> _PROVIDED RECORDS_:
-*-*-

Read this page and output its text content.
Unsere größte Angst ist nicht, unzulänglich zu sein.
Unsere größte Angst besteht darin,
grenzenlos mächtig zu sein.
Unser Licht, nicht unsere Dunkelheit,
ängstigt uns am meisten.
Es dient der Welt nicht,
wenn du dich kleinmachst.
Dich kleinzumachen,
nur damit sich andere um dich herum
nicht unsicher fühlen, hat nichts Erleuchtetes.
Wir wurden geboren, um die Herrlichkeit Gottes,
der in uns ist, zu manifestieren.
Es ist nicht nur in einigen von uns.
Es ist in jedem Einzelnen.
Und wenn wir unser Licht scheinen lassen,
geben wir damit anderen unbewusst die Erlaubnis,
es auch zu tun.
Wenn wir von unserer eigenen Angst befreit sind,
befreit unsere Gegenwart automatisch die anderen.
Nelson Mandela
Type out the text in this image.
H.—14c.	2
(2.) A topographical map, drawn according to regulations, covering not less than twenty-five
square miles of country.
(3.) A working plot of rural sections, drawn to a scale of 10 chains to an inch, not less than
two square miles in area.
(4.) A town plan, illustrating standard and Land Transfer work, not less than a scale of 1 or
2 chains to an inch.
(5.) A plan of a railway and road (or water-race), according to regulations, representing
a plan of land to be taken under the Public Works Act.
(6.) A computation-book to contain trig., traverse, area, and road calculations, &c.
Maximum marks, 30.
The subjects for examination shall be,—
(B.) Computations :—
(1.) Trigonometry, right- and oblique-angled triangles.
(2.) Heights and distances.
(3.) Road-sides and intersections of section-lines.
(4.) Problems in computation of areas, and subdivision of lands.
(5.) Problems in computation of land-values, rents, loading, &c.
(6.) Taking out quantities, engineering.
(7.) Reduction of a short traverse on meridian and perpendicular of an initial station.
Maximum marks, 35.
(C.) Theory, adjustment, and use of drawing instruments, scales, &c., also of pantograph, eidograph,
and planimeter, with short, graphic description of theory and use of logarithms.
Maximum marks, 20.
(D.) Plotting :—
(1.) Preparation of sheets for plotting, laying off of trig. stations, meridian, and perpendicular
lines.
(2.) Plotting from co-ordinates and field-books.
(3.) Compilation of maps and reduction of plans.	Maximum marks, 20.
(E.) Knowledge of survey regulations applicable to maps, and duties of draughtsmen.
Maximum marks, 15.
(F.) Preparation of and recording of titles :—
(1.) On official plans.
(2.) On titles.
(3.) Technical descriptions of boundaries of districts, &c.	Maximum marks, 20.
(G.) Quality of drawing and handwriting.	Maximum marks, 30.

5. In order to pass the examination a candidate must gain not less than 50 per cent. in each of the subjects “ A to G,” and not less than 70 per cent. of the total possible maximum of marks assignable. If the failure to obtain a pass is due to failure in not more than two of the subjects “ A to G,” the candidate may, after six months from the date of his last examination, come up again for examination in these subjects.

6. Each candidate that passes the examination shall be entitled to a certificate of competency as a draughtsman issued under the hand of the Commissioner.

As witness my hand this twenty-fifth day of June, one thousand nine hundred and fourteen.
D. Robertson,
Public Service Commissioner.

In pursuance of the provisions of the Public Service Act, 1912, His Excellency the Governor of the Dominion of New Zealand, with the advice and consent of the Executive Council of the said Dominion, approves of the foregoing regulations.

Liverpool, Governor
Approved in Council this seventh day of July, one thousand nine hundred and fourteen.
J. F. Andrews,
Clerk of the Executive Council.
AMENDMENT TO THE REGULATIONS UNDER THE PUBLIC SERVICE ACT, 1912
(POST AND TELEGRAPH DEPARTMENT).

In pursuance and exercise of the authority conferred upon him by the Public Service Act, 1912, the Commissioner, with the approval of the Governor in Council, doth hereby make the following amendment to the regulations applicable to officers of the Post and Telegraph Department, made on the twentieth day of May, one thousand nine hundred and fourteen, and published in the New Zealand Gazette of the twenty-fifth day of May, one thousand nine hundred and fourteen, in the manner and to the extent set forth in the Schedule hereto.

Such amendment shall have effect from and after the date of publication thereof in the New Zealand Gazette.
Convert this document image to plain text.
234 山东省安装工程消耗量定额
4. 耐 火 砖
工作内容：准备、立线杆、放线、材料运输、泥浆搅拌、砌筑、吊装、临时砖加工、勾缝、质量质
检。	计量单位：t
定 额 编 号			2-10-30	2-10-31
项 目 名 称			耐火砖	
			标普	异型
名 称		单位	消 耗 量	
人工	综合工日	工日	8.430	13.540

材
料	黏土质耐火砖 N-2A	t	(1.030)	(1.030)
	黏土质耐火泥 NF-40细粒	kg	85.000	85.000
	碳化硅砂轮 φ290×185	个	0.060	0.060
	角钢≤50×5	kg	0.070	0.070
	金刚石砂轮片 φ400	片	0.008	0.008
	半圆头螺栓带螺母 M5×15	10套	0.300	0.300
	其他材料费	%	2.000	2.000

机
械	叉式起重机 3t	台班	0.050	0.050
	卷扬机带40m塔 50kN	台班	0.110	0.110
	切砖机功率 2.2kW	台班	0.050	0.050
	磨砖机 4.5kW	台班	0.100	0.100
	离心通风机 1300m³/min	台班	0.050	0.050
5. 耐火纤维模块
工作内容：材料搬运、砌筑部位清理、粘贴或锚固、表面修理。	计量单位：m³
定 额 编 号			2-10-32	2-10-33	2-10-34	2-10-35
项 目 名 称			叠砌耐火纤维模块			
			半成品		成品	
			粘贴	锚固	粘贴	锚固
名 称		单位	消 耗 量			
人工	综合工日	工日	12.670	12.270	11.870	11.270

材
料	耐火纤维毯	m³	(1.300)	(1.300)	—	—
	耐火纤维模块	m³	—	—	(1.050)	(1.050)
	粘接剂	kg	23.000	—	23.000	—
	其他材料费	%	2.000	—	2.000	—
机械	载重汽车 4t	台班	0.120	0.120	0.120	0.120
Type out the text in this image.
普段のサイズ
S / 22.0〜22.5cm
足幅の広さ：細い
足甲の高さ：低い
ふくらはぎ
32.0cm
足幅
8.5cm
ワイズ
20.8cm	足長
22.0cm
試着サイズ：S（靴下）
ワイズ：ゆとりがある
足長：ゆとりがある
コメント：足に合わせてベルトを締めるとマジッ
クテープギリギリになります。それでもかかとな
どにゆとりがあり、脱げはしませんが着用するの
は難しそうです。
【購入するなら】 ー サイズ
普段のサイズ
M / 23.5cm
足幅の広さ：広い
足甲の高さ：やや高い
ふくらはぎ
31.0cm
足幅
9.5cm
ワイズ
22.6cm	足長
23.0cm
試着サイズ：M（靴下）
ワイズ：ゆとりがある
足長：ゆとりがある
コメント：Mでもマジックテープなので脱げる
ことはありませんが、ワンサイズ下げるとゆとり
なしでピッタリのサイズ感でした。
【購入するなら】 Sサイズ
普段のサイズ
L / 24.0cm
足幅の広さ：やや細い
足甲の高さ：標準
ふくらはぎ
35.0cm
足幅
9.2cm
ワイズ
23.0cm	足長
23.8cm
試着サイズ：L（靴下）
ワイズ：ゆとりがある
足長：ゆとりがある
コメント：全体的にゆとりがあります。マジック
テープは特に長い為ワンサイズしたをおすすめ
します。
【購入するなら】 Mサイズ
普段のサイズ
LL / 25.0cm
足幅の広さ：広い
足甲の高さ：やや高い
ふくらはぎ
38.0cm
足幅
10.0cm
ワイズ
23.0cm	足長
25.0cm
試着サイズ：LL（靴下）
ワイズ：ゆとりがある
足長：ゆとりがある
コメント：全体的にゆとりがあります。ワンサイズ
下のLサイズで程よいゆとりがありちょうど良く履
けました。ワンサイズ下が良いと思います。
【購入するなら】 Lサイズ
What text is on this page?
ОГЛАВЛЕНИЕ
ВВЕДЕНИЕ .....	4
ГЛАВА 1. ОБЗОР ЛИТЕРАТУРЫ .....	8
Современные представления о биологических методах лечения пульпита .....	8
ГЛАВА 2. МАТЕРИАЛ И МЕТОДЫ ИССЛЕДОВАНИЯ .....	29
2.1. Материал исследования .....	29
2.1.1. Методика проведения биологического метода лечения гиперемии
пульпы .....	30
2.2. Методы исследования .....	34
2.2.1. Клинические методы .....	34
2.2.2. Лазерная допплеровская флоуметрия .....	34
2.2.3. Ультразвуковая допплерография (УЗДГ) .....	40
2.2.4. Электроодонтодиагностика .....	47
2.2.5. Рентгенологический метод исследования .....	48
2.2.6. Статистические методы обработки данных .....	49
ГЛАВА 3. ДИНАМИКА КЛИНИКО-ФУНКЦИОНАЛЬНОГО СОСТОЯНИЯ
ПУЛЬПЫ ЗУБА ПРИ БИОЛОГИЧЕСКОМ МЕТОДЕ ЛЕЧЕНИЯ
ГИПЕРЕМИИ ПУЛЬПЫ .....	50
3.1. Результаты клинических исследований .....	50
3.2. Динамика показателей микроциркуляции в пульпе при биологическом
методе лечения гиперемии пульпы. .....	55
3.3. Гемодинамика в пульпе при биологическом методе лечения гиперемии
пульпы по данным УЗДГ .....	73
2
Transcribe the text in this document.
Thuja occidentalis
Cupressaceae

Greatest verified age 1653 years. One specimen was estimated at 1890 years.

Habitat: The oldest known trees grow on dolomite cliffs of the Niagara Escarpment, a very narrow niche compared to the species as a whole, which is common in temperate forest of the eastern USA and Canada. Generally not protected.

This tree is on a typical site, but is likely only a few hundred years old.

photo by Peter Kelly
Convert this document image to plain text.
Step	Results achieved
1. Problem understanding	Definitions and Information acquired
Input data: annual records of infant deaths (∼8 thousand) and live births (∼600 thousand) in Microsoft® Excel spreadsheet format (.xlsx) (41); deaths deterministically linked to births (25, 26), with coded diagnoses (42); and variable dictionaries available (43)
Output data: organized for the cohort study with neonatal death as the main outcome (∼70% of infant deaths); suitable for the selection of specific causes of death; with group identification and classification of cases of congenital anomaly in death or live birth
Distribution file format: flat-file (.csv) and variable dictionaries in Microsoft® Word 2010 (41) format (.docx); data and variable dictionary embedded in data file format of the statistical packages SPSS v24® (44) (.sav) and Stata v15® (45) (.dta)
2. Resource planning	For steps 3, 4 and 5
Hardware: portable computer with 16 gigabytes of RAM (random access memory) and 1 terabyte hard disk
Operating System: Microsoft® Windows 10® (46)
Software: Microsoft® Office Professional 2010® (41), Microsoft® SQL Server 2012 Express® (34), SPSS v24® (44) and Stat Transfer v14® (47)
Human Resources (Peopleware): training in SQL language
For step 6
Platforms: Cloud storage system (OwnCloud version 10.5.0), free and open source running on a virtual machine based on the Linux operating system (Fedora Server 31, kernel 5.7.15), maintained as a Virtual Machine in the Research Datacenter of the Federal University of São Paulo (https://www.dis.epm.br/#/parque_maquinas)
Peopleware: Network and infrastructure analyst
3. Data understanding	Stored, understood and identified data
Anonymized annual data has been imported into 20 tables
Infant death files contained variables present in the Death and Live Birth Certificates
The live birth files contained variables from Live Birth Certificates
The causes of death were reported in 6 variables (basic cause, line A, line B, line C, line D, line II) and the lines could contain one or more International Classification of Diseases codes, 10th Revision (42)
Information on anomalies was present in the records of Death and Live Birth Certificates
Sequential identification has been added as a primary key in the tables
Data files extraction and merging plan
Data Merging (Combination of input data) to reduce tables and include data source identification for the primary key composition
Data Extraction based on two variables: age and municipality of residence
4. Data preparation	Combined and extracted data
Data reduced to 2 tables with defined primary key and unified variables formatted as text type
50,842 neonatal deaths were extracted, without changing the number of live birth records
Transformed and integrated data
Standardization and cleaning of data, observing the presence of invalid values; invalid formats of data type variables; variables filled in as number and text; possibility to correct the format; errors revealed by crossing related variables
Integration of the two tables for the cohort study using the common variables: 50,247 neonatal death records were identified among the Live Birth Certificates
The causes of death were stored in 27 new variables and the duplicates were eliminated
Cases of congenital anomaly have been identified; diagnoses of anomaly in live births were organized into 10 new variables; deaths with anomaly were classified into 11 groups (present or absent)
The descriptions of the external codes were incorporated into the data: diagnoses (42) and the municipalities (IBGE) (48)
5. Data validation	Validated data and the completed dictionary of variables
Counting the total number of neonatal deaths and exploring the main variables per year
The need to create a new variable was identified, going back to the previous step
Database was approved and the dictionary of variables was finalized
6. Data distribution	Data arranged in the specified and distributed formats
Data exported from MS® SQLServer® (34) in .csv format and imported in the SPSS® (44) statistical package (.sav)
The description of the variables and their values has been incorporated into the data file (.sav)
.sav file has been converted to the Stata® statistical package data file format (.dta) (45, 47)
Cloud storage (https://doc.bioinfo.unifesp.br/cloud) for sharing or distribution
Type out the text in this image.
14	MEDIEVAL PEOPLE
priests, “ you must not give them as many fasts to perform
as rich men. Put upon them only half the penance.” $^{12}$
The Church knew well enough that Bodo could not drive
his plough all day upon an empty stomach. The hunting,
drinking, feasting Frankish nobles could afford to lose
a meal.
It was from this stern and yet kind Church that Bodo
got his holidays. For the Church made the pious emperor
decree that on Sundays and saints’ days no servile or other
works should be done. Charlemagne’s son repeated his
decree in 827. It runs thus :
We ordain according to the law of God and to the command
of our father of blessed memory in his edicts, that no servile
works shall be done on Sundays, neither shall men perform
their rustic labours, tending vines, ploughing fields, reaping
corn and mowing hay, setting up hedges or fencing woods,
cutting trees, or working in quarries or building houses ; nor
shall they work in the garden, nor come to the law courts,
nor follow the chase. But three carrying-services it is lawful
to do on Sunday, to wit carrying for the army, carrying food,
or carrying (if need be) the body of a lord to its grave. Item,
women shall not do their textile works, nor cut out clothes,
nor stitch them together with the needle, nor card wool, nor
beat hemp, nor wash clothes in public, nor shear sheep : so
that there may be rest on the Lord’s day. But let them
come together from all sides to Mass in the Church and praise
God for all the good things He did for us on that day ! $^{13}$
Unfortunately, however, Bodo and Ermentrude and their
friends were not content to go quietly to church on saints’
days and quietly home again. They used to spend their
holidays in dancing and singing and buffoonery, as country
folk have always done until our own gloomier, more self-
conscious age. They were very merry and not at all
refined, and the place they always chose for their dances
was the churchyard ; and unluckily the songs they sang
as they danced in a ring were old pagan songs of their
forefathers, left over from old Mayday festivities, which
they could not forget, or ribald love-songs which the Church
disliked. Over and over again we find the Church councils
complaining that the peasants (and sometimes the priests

-*-*-

> _INSTRUCTIONS TO FOLLOW_:
Among the records above, find each line holding the string "statistical" and pull it out.

> _COMPLETE RESPONSE_:
Distribution file format: flat-file (.csv) and variable dictionaries in Microsoft® Word 2010 (41) format (.docx); data and variable dictionary embedded in data file format of the statistical packages SPSS v24® (44) (.sav) and Stata v15® (45) (.dta)
Data exported from MS® SQLServer® (34) in .csv format and imported in the SPSS® (44) statistical package (.sav)
.sav file has been converted to the Stata® statistical package data file format (.dta) (45, 47)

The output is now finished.